### TASK TO COMPLETE
Collect each row below that contains the string "dove" and copy those rows in full. Matching is case-sensitive.

### RAW DATA
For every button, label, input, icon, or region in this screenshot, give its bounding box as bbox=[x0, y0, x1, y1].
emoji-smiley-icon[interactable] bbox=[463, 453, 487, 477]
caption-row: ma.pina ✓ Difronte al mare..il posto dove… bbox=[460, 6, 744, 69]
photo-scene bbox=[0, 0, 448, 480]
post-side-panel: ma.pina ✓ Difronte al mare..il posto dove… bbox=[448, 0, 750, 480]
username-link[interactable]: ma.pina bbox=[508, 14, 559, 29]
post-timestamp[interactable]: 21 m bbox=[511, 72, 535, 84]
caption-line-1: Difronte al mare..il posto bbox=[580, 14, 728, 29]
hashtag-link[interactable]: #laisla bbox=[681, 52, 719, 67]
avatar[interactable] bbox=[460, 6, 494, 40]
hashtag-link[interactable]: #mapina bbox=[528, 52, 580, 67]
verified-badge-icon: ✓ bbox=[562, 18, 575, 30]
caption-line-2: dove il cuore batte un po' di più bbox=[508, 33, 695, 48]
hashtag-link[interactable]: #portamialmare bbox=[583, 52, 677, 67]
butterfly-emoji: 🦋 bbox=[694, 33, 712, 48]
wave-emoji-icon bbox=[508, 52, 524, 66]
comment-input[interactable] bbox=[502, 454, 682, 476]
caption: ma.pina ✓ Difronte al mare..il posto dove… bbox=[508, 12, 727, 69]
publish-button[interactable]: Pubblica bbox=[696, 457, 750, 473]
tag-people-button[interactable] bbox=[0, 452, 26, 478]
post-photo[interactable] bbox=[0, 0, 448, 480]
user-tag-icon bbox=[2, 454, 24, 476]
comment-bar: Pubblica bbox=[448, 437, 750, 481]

### THE ANSWER
caption-row: ma.pina ✓ Difronte al mare..il posto dove… bbox=[460, 6, 744, 69]
post-side-panel: ma.pina ✓ Difronte al mare..il posto dove… bbox=[448, 0, 750, 480]
caption-line-2: dove il cuore batte un po' di più bbox=[508, 33, 695, 48]
caption: ma.pina ✓ Difronte al mare..il posto dove… bbox=[508, 12, 727, 69]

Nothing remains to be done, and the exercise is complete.